## TASK DIRECTIONS:
Copy out all the records, word for word.
begin DATA ROWS
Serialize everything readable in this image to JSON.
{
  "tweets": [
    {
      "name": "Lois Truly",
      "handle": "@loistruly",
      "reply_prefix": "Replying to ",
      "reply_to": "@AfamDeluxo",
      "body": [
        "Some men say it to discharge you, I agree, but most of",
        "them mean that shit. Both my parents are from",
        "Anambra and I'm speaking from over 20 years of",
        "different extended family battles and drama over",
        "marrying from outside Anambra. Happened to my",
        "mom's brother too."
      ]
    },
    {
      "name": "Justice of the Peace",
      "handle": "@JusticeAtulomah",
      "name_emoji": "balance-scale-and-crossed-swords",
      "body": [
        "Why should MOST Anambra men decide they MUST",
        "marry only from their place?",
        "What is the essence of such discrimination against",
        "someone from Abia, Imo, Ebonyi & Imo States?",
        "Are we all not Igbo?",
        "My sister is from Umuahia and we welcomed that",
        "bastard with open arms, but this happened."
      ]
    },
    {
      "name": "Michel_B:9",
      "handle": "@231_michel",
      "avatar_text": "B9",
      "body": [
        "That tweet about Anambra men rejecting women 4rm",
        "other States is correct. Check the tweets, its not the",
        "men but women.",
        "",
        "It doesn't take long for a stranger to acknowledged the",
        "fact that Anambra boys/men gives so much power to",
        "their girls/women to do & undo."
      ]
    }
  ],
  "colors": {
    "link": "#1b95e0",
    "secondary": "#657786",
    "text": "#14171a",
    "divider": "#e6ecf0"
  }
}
end DATA ROWS
## EXPECTED ANSWER:
Serialize everything readable in this image to JSON.
{
  "tweets": [
    {
      "name": "Lois Truly",
      "handle": "@loistruly",
      "reply_prefix": "Replying to ",
      "reply_to": "@AfamDeluxo",
      "body": [
        "Some men say it to discharge you, I agree, but most of",
        "them mean that shit. Both my parents are from",
        "Anambra and I'm speaking from over 20 years of",
        "different extended family battles and drama over",
        "marrying from outside Anambra. Happened to my",
        "mom's brother too."
      ]
    },
    {
      "name": "Justice of the Peace",
      "handle": "@JusticeAtulomah",
      "name_emoji": "balance-scale-and-crossed-swords",
      "body": [
        "Why should MOST Anambra men decide they MUST",
        "marry only from their place?",
        "What is the essence of such discrimination against",
        "someone from Abia, Imo, Ebonyi & Imo States?",
        "Are we all not Igbo?",
        "My sister is from Umuahia and we welcomed that",
        "bastard with open arms, but this happened."
      ]
    },
    {
      "name": "Michel_B:9",
      "handle": "@231_michel",
      "avatar_text": "B9",
      "body": [
        "That tweet about Anambra men rejecting women 4rm",
        "other States is correct. Check the tweets, its not the",
        "men but women.",
        "",
        "It doesn't take long for a stranger to acknowledged the",
        "fact that Anambra boys/men gives so much power to",
        "their girls/women to do & undo."
      ]
    }
  ],
  "colors": {
    "link": "#1b95e0",
    "secondary": "#657786",
    "text": "#14171a",
    "divider": "#e6ecf0"
  }
}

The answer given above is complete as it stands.